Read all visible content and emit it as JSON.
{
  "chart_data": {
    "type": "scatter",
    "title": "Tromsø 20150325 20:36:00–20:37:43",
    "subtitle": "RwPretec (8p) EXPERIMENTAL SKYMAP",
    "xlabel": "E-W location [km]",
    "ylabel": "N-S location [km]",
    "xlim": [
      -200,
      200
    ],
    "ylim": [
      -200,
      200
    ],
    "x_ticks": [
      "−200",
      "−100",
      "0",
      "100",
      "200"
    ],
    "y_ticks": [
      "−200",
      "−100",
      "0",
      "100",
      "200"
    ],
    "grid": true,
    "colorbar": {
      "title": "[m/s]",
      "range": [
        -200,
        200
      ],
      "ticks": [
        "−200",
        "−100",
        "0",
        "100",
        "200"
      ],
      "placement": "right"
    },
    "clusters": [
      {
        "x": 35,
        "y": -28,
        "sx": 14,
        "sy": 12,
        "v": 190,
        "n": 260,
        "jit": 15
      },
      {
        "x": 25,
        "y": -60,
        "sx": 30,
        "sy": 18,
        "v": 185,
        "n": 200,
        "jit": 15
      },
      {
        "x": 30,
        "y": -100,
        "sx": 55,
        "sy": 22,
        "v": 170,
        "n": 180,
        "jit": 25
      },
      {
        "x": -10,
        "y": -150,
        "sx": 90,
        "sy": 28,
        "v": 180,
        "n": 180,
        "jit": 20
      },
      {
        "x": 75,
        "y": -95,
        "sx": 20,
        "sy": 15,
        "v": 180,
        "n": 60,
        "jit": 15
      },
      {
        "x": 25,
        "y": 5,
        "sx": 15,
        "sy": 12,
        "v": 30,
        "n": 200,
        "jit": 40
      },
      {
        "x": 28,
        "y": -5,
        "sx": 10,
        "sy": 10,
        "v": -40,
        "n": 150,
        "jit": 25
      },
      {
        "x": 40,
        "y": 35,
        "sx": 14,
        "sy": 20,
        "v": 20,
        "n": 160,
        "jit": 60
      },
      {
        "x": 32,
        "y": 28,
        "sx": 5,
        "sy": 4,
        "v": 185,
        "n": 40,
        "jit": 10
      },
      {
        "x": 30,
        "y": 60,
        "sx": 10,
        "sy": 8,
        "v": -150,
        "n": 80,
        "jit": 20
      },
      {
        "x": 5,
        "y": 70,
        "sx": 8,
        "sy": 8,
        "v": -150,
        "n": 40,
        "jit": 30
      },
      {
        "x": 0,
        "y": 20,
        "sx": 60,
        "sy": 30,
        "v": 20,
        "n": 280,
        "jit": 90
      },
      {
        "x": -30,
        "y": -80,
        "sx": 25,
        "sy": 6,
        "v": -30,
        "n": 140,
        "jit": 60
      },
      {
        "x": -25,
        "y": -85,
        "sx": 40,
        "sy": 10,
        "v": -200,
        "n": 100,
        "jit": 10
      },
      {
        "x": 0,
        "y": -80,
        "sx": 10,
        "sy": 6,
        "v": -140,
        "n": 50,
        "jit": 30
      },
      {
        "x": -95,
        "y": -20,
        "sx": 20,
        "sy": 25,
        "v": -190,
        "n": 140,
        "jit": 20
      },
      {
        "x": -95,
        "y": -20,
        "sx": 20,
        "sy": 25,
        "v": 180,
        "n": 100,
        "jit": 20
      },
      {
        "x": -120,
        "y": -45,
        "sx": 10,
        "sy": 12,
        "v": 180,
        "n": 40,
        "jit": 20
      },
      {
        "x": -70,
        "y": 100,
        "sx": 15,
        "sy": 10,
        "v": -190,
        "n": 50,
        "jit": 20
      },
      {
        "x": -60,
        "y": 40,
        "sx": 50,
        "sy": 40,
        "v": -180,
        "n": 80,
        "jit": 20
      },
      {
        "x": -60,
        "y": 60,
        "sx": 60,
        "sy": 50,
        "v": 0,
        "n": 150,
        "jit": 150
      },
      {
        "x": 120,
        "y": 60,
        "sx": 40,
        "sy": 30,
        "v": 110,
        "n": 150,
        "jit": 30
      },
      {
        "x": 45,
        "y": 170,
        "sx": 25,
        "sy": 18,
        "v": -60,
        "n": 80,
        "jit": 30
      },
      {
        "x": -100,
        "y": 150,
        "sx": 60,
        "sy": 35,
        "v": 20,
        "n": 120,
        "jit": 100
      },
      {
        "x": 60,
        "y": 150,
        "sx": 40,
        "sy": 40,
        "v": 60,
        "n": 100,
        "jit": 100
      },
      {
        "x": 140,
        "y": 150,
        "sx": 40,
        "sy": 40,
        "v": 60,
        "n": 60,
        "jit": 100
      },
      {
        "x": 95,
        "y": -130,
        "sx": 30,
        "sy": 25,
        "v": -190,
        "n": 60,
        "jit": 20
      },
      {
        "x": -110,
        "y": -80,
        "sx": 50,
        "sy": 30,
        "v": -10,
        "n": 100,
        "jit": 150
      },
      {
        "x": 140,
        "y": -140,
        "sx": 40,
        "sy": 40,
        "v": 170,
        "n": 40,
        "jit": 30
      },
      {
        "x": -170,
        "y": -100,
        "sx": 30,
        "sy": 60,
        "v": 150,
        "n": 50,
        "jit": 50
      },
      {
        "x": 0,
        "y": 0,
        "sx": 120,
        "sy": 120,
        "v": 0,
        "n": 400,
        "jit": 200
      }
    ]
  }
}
________
Work instructions: Restate the data above exactly, keeping each word as it stands.

Solution to the exercise:
Read all visible content and emit it as JSON.
{
  "chart_data": {
    "type": "scatter",
    "title": "Tromsø 20150325 20:36:00–20:37:43",
    "subtitle": "RwPretec (8p) EXPERIMENTAL SKYMAP",
    "xlabel": "E-W location [km]",
    "ylabel": "N-S location [km]",
    "xlim": [
      -200,
      200
    ],
    "ylim": [
      -200,
      200
    ],
    "x_ticks": [
      "−200",
      "−100",
      "0",
      "100",
      "200"
    ],
    "y_ticks": [
      "−200",
      "−100",
      "0",
      "100",
      "200"
    ],
    "grid": true,
    "colorbar": {
      "title": "[m/s]",
      "range": [
        -200,
        200
      ],
      "ticks": [
        "−200",
        "−100",
        "0",
        "100",
        "200"
      ],
      "placement": "right"
    },
    "clusters": [
      {
        "x": 35,
        "y": -28,
        "sx": 14,
        "sy": 12,
        "v": 190,
        "n": 260,
        "jit": 15
      },
      {
        "x": 25,
        "y": -60,
        "sx": 30,
        "sy": 18,
        "v": 185,
        "n": 200,
        "jit": 15
      },
      {
        "x": 30,
        "y": -100,
        "sx": 55,
        "sy": 22,
        "v": 170,
        "n": 180,
        "jit": 25
      },
      {
        "x": -10,
        "y": -150,
        "sx": 90,
        "sy": 28,
        "v": 180,
        "n": 180,
        "jit": 20
      },
      {
        "x": 75,
        "y": -95,
        "sx": 20,
        "sy": 15,
        "v": 180,
        "n": 60,
        "jit": 15
      },
      {
        "x": 25,
        "y": 5,
        "sx": 15,
        "sy": 12,
        "v": 30,
        "n": 200,
        "jit": 40
      },
      {
        "x": 28,
        "y": -5,
        "sx": 10,
        "sy": 10,
        "v": -40,
        "n": 150,
        "jit": 25
      },
      {
        "x": 40,
        "y": 35,
        "sx": 14,
        "sy": 20,
        "v": 20,
        "n": 160,
        "jit": 60
      },
      {
        "x": 32,
        "y": 28,
        "sx": 5,
        "sy": 4,
        "v": 185,
        "n": 40,
        "jit": 10
      },
      {
        "x": 30,
        "y": 60,
        "sx": 10,
        "sy": 8,
        "v": -150,
        "n": 80,
        "jit": 20
      },
      {
        "x": 5,
        "y": 70,
        "sx": 8,
        "sy": 8,
        "v": -150,
        "n": 40,
        "jit": 30
      },
      {
        "x": 0,
        "y": 20,
        "sx": 60,
        "sy": 30,
        "v": 20,
        "n": 280,
        "jit": 90
      },
      {
        "x": -30,
        "y": -80,
        "sx": 25,
        "sy": 6,
        "v": -30,
        "n": 140,
        "jit": 60
      },
      {
        "x": -25,
        "y": -85,
        "sx": 40,
        "sy": 10,
        "v": -200,
        "n": 100,
        "jit": 10
      },
      {
        "x": 0,
        "y": -80,
        "sx": 10,
        "sy": 6,
        "v": -140,
        "n": 50,
        "jit": 30
      },
      {
        "x": -95,
        "y": -20,
        "sx": 20,
        "sy": 25,
        "v": -190,
        "n": 140,
        "jit": 20
      },
      {
        "x": -95,
        "y": -20,
        "sx": 20,
        "sy": 25,
        "v": 180,
        "n": 100,
        "jit": 20
      },
      {
        "x": -120,
        "y": -45,
        "sx": 10,
        "sy": 12,
        "v": 180,
        "n": 40,
        "jit": 20
      },
      {
        "x": -70,
        "y": 100,
        "sx": 15,
        "sy": 10,
        "v": -190,
        "n": 50,
        "jit": 20
      },
      {
        "x": -60,
        "y": 40,
        "sx": 50,
        "sy": 40,
        "v": -180,
        "n": 80,
        "jit": 20
      },
      {
        "x": -60,
        "y": 60,
        "sx": 60,
        "sy": 50,
        "v": 0,
        "n": 150,
        "jit": 150
      },
      {
        "x": 120,
        "y": 60,
        "sx": 40,
        "sy": 30,
        "v": 110,
        "n": 150,
        "jit": 30
      },
      {
        "x": 45,
        "y": 170,
        "sx": 25,
        "sy": 18,
        "v": -60,
        "n": 80,
        "jit": 30
      },
      {
        "x": -100,
        "y": 150,
        "sx": 60,
        "sy": 35,
        "v": 20,
        "n": 120,
        "jit": 100
      },
      {
        "x": 60,
        "y": 150,
        "sx": 40,
        "sy": 40,
        "v": 60,
        "n": 100,
        "jit": 100
      },
      {
        "x": 140,
        "y": 150,
        "sx": 40,
        "sy": 40,
        "v": 60,
        "n": 60,
        "jit": 100
      },
      {
        "x": 95,
        "y": -130,
        "sx": 30,
        "sy": 25,
        "v": -190,
        "n": 60,
        "jit": 20
      },
      {
        "x": -110,
        "y": -80,
        "sx": 50,
        "sy": 30,
        "v": -10,
        "n": 100,
        "jit": 150
      },
      {
        "x": 140,
        "y": -140,
        "sx": 40,
        "sy": 40,
        "v": 170,
        "n": 40,
        "jit": 30
      },
      {
        "x": -170,
        "y": -100,
        "sx": 30,
        "sy": 60,
        "v": 150,
        "n": 50,
        "jit": 50
      },
      {
        "x": 0,
        "y": 0,
        "sx": 120,
        "sy": 120,
        "v": 0,
        "n": 400,
        "jit": 200
      }
    ]
  }
}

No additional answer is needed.